WHAT IS EXPECTED:
Select, from the material below, each line with "edisgo" in it.

-- begin RECORD LIST --

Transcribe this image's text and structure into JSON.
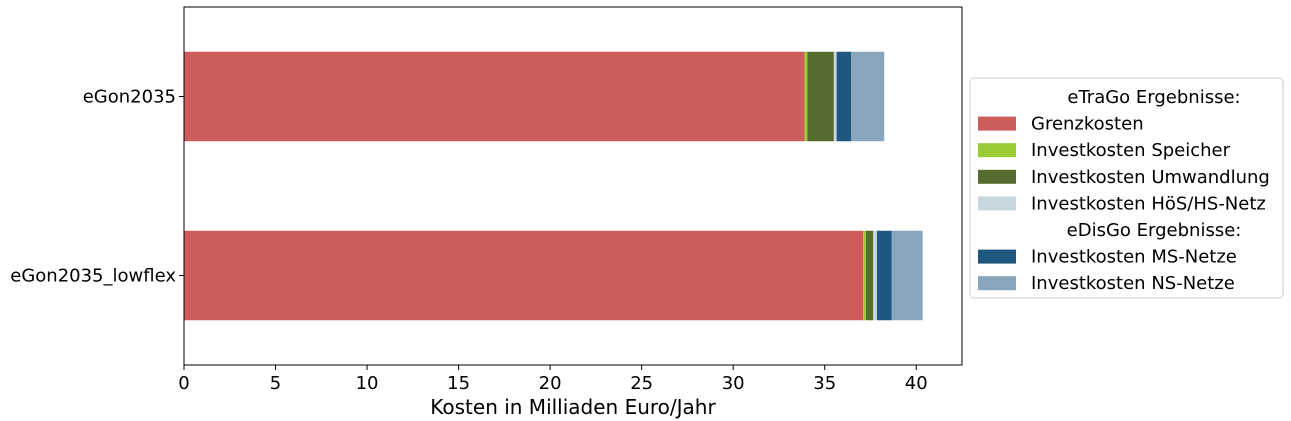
{
  "chart_data": {
    "type": "bar",
    "orientation": "horizontal",
    "stacked": true,
    "categories": [
      "eGon2035",
      "eGon2035_lowflex"
    ],
    "series": [
      {
        "name": "Grenzkosten",
        "color": "#cd5c5c",
        "values": [
          33.9,
          37.1
        ]
      },
      {
        "name": "Investkosten Speicher",
        "color": "#9acd32",
        "values": [
          0.15,
          0.15
        ]
      },
      {
        "name": "Investkosten Umwandlung",
        "color": "#556b2f",
        "values": [
          1.45,
          0.4
        ]
      },
      {
        "name": "Investkosten HöS/HS-Netz",
        "color": "#c8d6e0",
        "values": [
          0.15,
          0.2
        ]
      },
      {
        "name": "Investkosten MS-Netze",
        "color": "#1f5780",
        "values": [
          0.8,
          0.8
        ]
      },
      {
        "name": "Investkosten NS-Netze",
        "color": "#87a5bc",
        "values": [
          1.8,
          1.7
        ]
      }
    ],
    "xlabel": "Kosten in Milliaden Euro/Jahr",
    "xlim": [
      0,
      42.5
    ],
    "xticks": [
      0,
      5,
      10,
      15,
      20,
      25,
      30,
      35,
      40
    ],
    "grid": false,
    "legend": {
      "placement": "right",
      "headers": {
        "etrago": "eTraGo Ergebnisse:",
        "edisgo": "eDisGo Ergebnisse:"
      },
      "groups": [
        {
          "header": "etrago",
          "series": [
            0,
            1,
            2,
            3
          ]
        },
        {
          "header": "edisgo",
          "series": [
            4,
            5
          ]
        }
      ]
    }
  }
}
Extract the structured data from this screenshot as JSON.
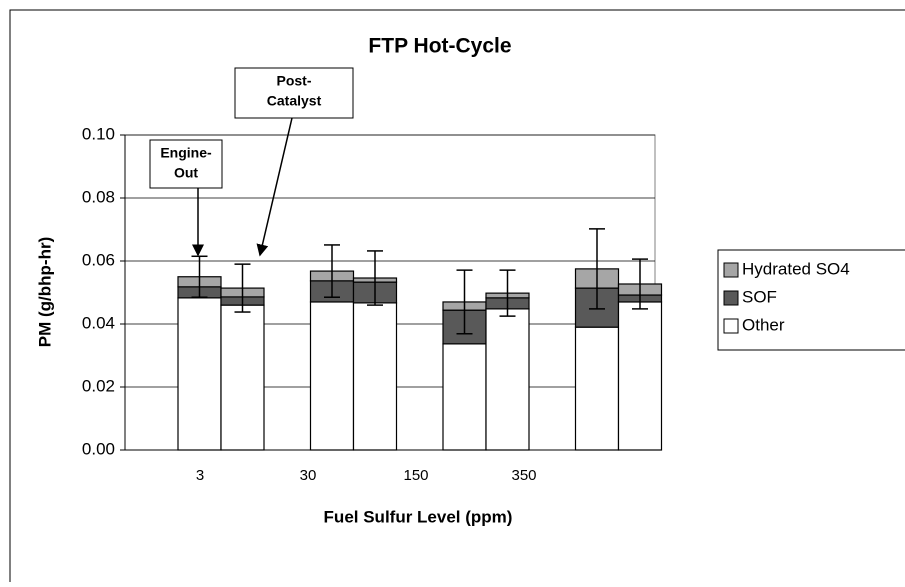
{
  "chart_data": {
    "type": "stacked-bar",
    "title": "FTP Hot-Cycle",
    "x_label": "Fuel Sulfur Level (ppm)",
    "y_label": "PM (g/bhp-hr)",
    "categories": [
      "3",
      "30",
      "150",
      "350"
    ],
    "series": [
      {
        "name": "Other",
        "color": "#ffffff",
        "values": [
          [
            0.0483,
            0.046
          ],
          [
            0.047,
            0.0467
          ],
          [
            0.0337,
            0.0448
          ],
          [
            0.039,
            0.047
          ]
        ]
      },
      {
        "name": "SOF",
        "color": "#595959",
        "values": [
          [
            0.0035,
            0.0026
          ],
          [
            0.0067,
            0.0066
          ],
          [
            0.0107,
            0.0035
          ],
          [
            0.0124,
            0.0022
          ]
        ]
      },
      {
        "name": "Hydrated SO4",
        "color": "#a6a6a6",
        "values": [
          [
            0.0032,
            0.0028
          ],
          [
            0.0031,
            0.0013
          ],
          [
            0.0026,
            0.0015
          ],
          [
            0.0061,
            0.0035
          ]
        ]
      }
    ],
    "errors": [
      [
        0.0065,
        0.0076
      ],
      [
        0.0083,
        0.0086
      ],
      [
        0.0101,
        0.0073
      ],
      [
        0.0127,
        0.0079
      ]
    ],
    "annotations": [
      {
        "lines": [
          "Engine-",
          "Out"
        ]
      },
      {
        "lines": [
          "Post-",
          "Catalyst"
        ]
      }
    ],
    "ylim": [
      0,
      0.1
    ],
    "yticks": [
      {
        "value": 0,
        "label": "0.00"
      },
      {
        "value": 0.02,
        "label": "0.02"
      },
      {
        "value": 0.04,
        "label": "0.04"
      },
      {
        "value": 0.06,
        "label": "0.06"
      },
      {
        "value": 0.08,
        "label": "0.08"
      },
      {
        "value": 0.1,
        "label": "0.10"
      }
    ],
    "grid": true,
    "legend": "right"
  }
}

-- end RECORD LIST --

SOLUTION FOR THIS TASK:
        "edisgo": "eDisGo Ergebnisse:"
          "header": "edisgo",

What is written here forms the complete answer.